** THE REQUEST **
Omit every picture and output the rest of the records exactly as they are.

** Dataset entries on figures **

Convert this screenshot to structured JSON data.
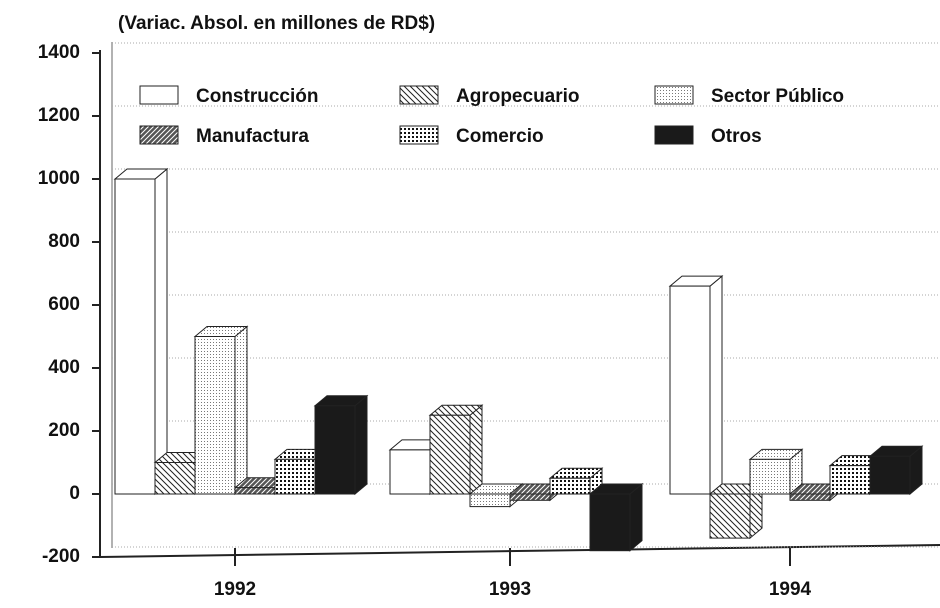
{
  "chart_data": {
    "type": "bar3d",
    "title": "(Variac. Absol. en millones de RD$)",
    "categories": [
      "1992",
      "1993",
      "1994"
    ],
    "series": [
      {
        "name": "Construcción",
        "color": "#ffffff",
        "values": [
          1000,
          140,
          660
        ]
      },
      {
        "name": "Agropecuario",
        "color": "#ffffff",
        "values": [
          100,
          250,
          -140
        ]
      },
      {
        "name": "Sector Público",
        "color": "#eeeeee",
        "values": [
          500,
          -40,
          110
        ]
      },
      {
        "name": "Manufactura",
        "color": "#ffffff",
        "values": [
          20,
          -20,
          -20
        ]
      },
      {
        "name": "Comercio",
        "color": "#ffffff",
        "values": [
          110,
          50,
          90
        ]
      },
      {
        "name": "Otros",
        "color": "#1a1a1a",
        "values": [
          280,
          -180,
          120
        ]
      }
    ],
    "ylim": [
      -200,
      1400
    ],
    "yticks": [
      -200,
      0,
      200,
      400,
      600,
      800,
      1000,
      1200,
      1400
    ],
    "grid": true
  }
}
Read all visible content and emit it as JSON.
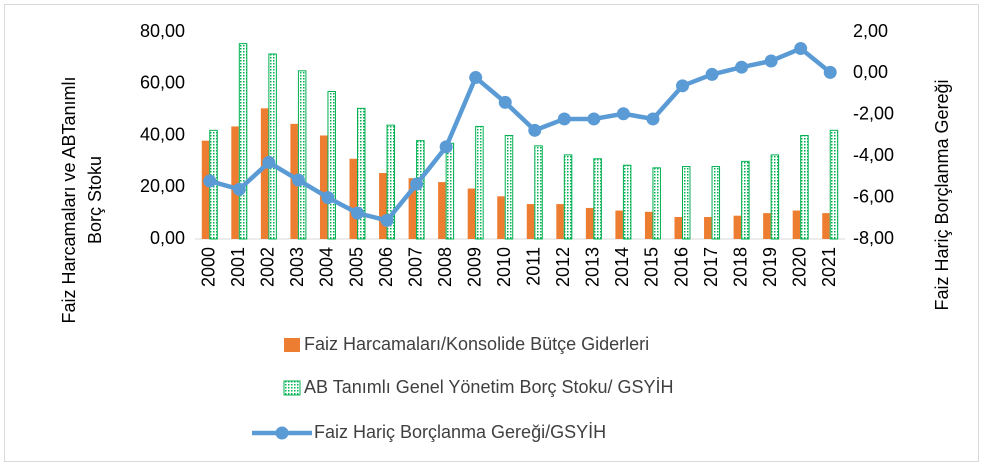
{
  "chart_data": {
    "type": "bar",
    "ylabel": [
      "Faiz Harcamaları ve ABTanımlı",
      "Borç Stoku"
    ],
    "y2label": "Faiz Hariç Borçlanma Gereği",
    "categories": [
      "2000",
      "2001",
      "2002",
      "2003",
      "2004",
      "2005",
      "2006",
      "2007",
      "2008",
      "2009",
      "2010",
      "2011",
      "2012",
      "2013",
      "2014",
      "2015",
      "2016",
      "2017",
      "2018",
      "2019",
      "2020",
      "2021"
    ],
    "series": [
      {
        "name": "Faiz Harcamaları/Konsolide Bütçe Giderleri",
        "type": "bar",
        "color": "#ed7d31",
        "values": [
          38,
          43.5,
          50.5,
          44.5,
          40,
          31,
          25.5,
          23.5,
          22,
          19.5,
          16.5,
          13.5,
          13.5,
          12,
          11,
          10.5,
          8.5,
          8.5,
          9,
          10,
          11,
          10
        ]
      },
      {
        "name": "AB Tanımlı Genel Yönetim Borç Stoku/ GSYİH",
        "type": "bar",
        "color": "#00b050",
        "pattern": "dotted",
        "values": [
          42,
          75.5,
          71.5,
          65,
          57,
          50.5,
          44,
          38,
          37,
          43.5,
          40,
          36,
          32.5,
          31,
          28.5,
          27.5,
          28,
          28,
          30,
          32.5,
          40,
          42
        ]
      },
      {
        "name": "Faiz Hariç Borçlanma Gereği/GSYİH",
        "type": "line",
        "axis": "y2",
        "color": "#5b9bd5",
        "values": [
          -5.2,
          -5.6,
          -4.3,
          -5.15,
          -6.0,
          -6.75,
          -7.1,
          -5.35,
          -3.55,
          -0.2,
          -1.4,
          -2.75,
          -2.2,
          -2.2,
          -1.95,
          -2.2,
          -0.6,
          -0.05,
          0.3,
          0.6,
          1.2,
          0.05
        ]
      }
    ],
    "ylim": [
      0,
      80
    ],
    "yticks": [
      {
        "value": 0,
        "label": "0,00"
      },
      {
        "value": 20,
        "label": "20,00"
      },
      {
        "value": 40,
        "label": "40,00"
      },
      {
        "value": 60,
        "label": "60,00"
      },
      {
        "value": 80,
        "label": "80,00"
      }
    ],
    "y2lim": [
      -8,
      2
    ],
    "y2ticks": [
      {
        "value": -8,
        "label": "-8,00"
      },
      {
        "value": -6,
        "label": "-6,00"
      },
      {
        "value": -4,
        "label": "-4,00"
      },
      {
        "value": -2,
        "label": "-2,00"
      },
      {
        "value": 0,
        "label": "0,00"
      },
      {
        "value": 2,
        "label": "2,00"
      }
    ],
    "grid": false,
    "legend": "bottom"
  }
}
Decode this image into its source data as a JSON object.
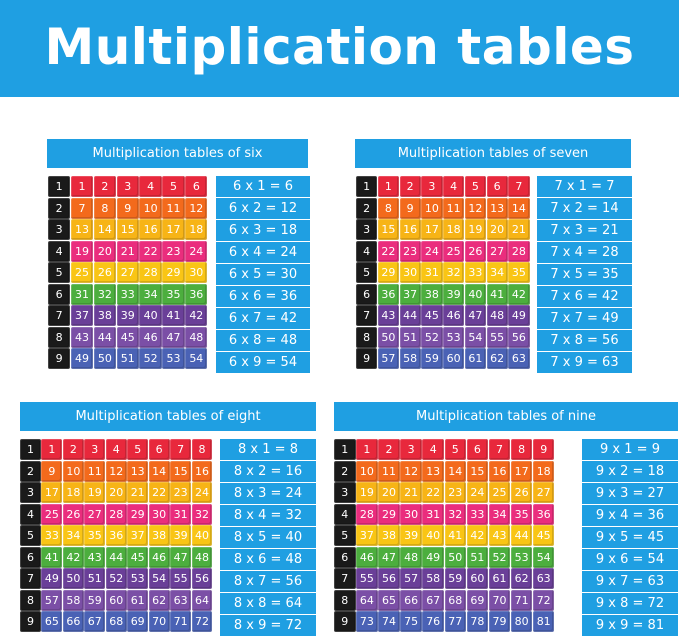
{
  "title": "Multiplication tables",
  "colors": {
    "banner": "#1f9fe2",
    "label_cube": "#1a1a1a",
    "palette": [
      "#e8283c",
      "#f36a1c",
      "#f7b416",
      "#ea2d7d",
      "#f9c515",
      "#4cae3e",
      "#6a3f98",
      "#7b4fa6",
      "#4a62b5"
    ]
  },
  "tables": [
    {
      "id": "six",
      "multiplier": 6,
      "header": "Multiplication tables of six",
      "equations": [
        "6 x 1 = 6",
        "6 x 2 = 12",
        "6 x 3 = 18",
        "6 x 4 = 24",
        "6 x 5 = 30",
        "6 x 6 = 36",
        "6 x 7 = 42",
        "6 x 8 = 48",
        "6 x 9 = 54"
      ]
    },
    {
      "id": "seven",
      "multiplier": 7,
      "header": "Multiplication tables of seven",
      "equations": [
        "7 x 1 = 7",
        "7 x 2 = 14",
        "7 x 3 = 21",
        "7 x 4 = 28",
        "7 x 5 = 35",
        "7 x 6 = 42",
        "7 x 7 = 49",
        "7 x 8 = 56",
        "7 x 9 = 63"
      ]
    },
    {
      "id": "eight",
      "multiplier": 8,
      "header": "Multiplication tables of eight",
      "equations": [
        "8 x 1 = 8",
        "8 x 2 = 16",
        "8 x 3 = 24",
        "8 x 4 = 32",
        "8 x 5 = 40",
        "8 x 6 = 48",
        "8 x 7 = 56",
        "8 x 8 = 64",
        "8 x 9 = 72"
      ]
    },
    {
      "id": "nine",
      "multiplier": 9,
      "header": "Multiplication tables of nine",
      "equations": [
        "9 x 1 = 9",
        "9 x 2 = 18",
        "9 x 3 = 27",
        "9 x 4 = 36",
        "9 x 5 = 45",
        "9 x 6 = 54",
        "9 x 7 = 63",
        "9 x 8 = 72",
        "9 x 9 = 81"
      ]
    }
  ]
}
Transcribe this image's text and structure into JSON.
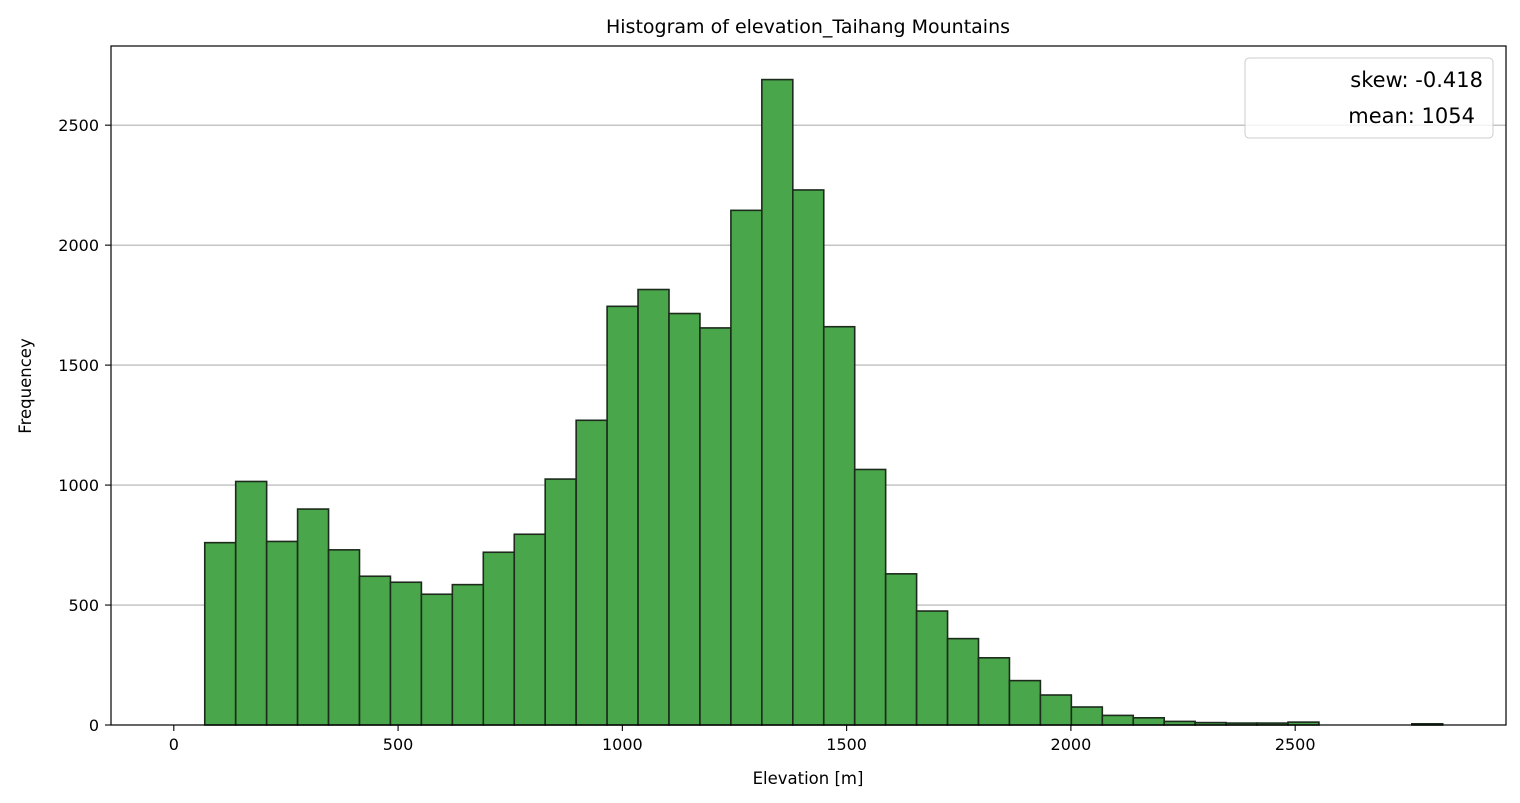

** REPLY TO THE TASK **
Convert this screenshot to structured JSON data.
{
  "chart_data": {
    "type": "bar3d",
    "title": "(Variac. Absol. en millones de RD$)",
    "categories": [
      "1992",
      "1993",
      "1994"
    ],
    "series": [
      {
        "name": "Construcción",
        "color": "#ffffff",
        "values": [
          1000,
          140,
          660
        ]
      },
      {
        "name": "Agropecuario",
        "color": "#ffffff",
        "values": [
          100,
          250,
          -140
        ]
      },
      {
        "name": "Sector Público",
        "color": "#eeeeee",
        "values": [
          500,
          -40,
          110
        ]
      },
      {
        "name": "Manufactura",
        "color": "#ffffff",
        "values": [
          20,
          -20,
          -20
        ]
      },
      {
        "name": "Comercio",
        "color": "#ffffff",
        "values": [
          110,
          50,
          90
        ]
      },
      {
        "name": "Otros",
        "color": "#1a1a1a",
        "values": [
          280,
          -180,
          120
        ]
      }
    ],
    "ylim": [
      -200,
      1400
    ],
    "yticks": [
      -200,
      0,
      200,
      400,
      600,
      800,
      1000,
      1200,
      1400
    ],
    "grid": true
  }
}
Read all visible content and emit it as JSON.
{
  "chart_data": {
    "type": "bar",
    "ylabel": [
      "Faiz Harcamaları ve ABTanımlı",
      "Borç Stoku"
    ],
    "y2label": "Faiz Hariç Borçlanma Gereği",
    "categories": [
      "2000",
      "2001",
      "2002",
      "2003",
      "2004",
      "2005",
      "2006",
      "2007",
      "2008",
      "2009",
      "2010",
      "2011",
      "2012",
      "2013",
      "2014",
      "2015",
      "2016",
      "2017",
      "2018",
      "2019",
      "2020",
      "2021"
    ],
    "series": [
      {
        "name": "Faiz Harcamaları/Konsolide Bütçe Giderleri",
        "type": "bar",
        "color": "#ed7d31",
        "values": [
          38,
          43.5,
          50.5,
          44.5,
          40,
          31,
          25.5,
          23.5,
          22,
          19.5,
          16.5,
          13.5,
          13.5,
          12,
          11,
          10.5,
          8.5,
          8.5,
          9,
          10,
          11,
          10
        ]
      },
      {
        "name": "AB Tanımlı Genel Yönetim Borç Stoku/ GSYİH",
        "type": "bar",
        "color": "#00b050",
        "pattern": "dotted",
        "values": [
          42,
          75.5,
          71.5,
          65,
          57,
          50.5,
          44,
          38,
          37,
          43.5,
          40,
          36,
          32.5,
          31,
          28.5,
          27.5,
          28,
          28,
          30,
          32.5,
          40,
          42
        ]
      },
      {
        "name": "Faiz Hariç Borçlanma Gereği/GSYİH",
        "type": "line",
        "axis": "y2",
        "color": "#5b9bd5",
        "values": [
          -5.2,
          -5.6,
          -4.3,
          -5.15,
          -6.0,
          -6.75,
          -7.1,
          -5.35,
          -3.55,
          -0.2,
          -1.4,
          -2.75,
          -2.2,
          -2.2,
          -1.95,
          -2.2,
          -0.6,
          -0.05,
          0.3,
          0.6,
          1.2,
          0.05
        ]
      }
    ],
    "ylim": [
      0,
      80
    ],
    "yticks": [
      {
        "value": 0,
        "label": "0,00"
      },
      {
        "value": 20,
        "label": "20,00"
      },
      {
        "value": 40,
        "label": "40,00"
      },
      {
        "value": 60,
        "label": "60,00"
      },
      {
        "value": 80,
        "label": "80,00"
      }
    ],
    "y2lim": [
      -8,
      2
    ],
    "y2ticks": [
      {
        "value": -8,
        "label": "-8,00"
      },
      {
        "value": -6,
        "label": "-6,00"
      },
      {
        "value": -4,
        "label": "-4,00"
      },
      {
        "value": -2,
        "label": "-2,00"
      },
      {
        "value": 0,
        "label": "0,00"
      },
      {
        "value": 2,
        "label": "2,00"
      }
    ],
    "grid": false,
    "legend": "bottom"
  }
}
Decode this image into its source data as a JSON object.
{
  "title": "Multiplication tables",
  "colors": {
    "banner": "#1f9fe2",
    "label_cube": "#1a1a1a",
    "palette": [
      "#e8283c",
      "#f36a1c",
      "#f7b416",
      "#ea2d7d",
      "#f9c515",
      "#4cae3e",
      "#6a3f98",
      "#7b4fa6",
      "#4a62b5"
    ]
  },
  "tables": [
    {
      "id": "six",
      "multiplier": 6,
      "header": "Multiplication tables of six",
      "equations": [
        "6 x 1 = 6",
        "6 x 2 = 12",
        "6 x 3 = 18",
        "6 x 4 = 24",
        "6 x 5 = 30",
        "6 x 6 = 36",
        "6 x 7 = 42",
        "6 x 8 = 48",
        "6 x 9 = 54"
      ]
    },
    {
      "id": "seven",
      "multiplier": 7,
      "header": "Multiplication tables of seven",
      "equations": [
        "7 x 1 = 7",
        "7 x 2 = 14",
        "7 x 3 = 21",
        "7 x 4 = 28",
        "7 x 5 = 35",
        "7 x 6 = 42",
        "7 x 7 = 49",
        "7 x 8 = 56",
        "7 x 9 = 63"
      ]
    },
    {
      "id": "eight",
      "multiplier": 8,
      "header": "Multiplication tables of eight",
      "equations": [
        "8 x 1 = 8",
        "8 x 2 = 16",
        "8 x 3 = 24",
        "8 x 4 = 32",
        "8 x 5 = 40",
        "8 x 6 = 48",
        "8 x 7 = 56",
        "8 x 8 = 64",
        "8 x 9 = 72"
      ]
    },
    {
      "id": "nine",
      "multiplier": 9,
      "header": "Multiplication tables of nine",
      "equations": [
        "9 x 1 = 9",
        "9 x 2 = 18",
        "9 x 3 = 27",
        "9 x 4 = 36",
        "9 x 5 = 45",
        "9 x 6 = 54",
        "9 x 7 = 63",
        "9 x 8 = 72",
        "9 x 9 = 81"
      ]
    }
  ]
}
Transcribe this image's text and structure into JSON.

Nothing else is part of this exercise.